Data entries:
***

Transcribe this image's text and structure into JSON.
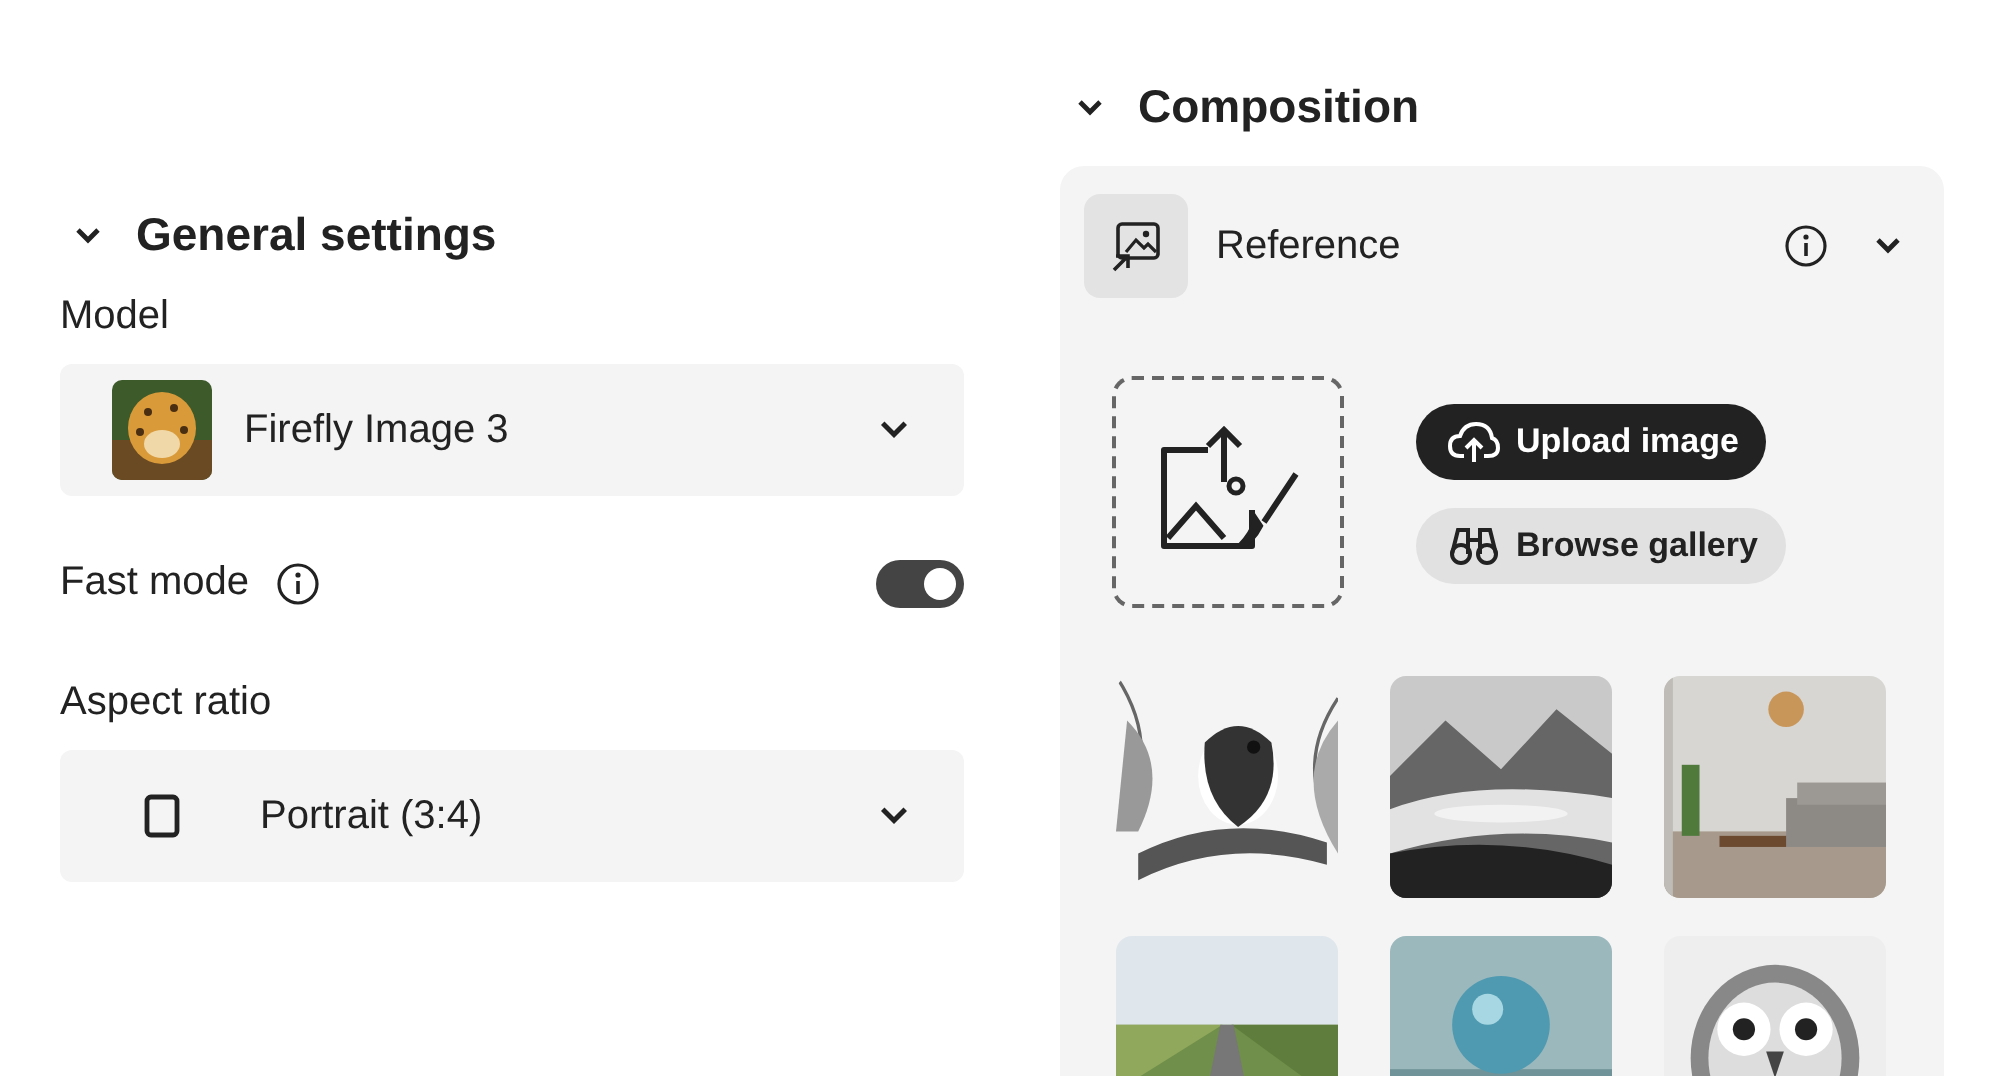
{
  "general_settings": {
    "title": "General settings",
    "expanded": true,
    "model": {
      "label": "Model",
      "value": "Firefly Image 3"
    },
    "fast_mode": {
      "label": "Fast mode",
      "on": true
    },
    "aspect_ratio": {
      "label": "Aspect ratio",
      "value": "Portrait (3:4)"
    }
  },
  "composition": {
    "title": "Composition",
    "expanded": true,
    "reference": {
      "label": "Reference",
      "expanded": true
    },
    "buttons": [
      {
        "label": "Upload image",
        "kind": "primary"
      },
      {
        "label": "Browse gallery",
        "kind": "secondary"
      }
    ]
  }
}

***

# WORK INSTRUCTIONS:
Your task is to return the entries above exactly, with no pictures.

# RESULT FOR THIS TASK:
Transcribe this image's text and structure into JSON.
{
  "general_settings": {
    "title": "General settings",
    "expanded": true,
    "model": {
      "label": "Model",
      "value": "Firefly Image 3"
    },
    "fast_mode": {
      "label": "Fast mode",
      "on": true
    },
    "aspect_ratio": {
      "label": "Aspect ratio",
      "value": "Portrait (3:4)"
    }
  },
  "composition": {
    "title": "Composition",
    "expanded": true,
    "reference": {
      "label": "Reference",
      "expanded": true
    },
    "buttons": [
      {
        "label": "Upload image",
        "kind": "primary"
      },
      {
        "label": "Browse gallery",
        "kind": "secondary"
      }
    ]
  }
}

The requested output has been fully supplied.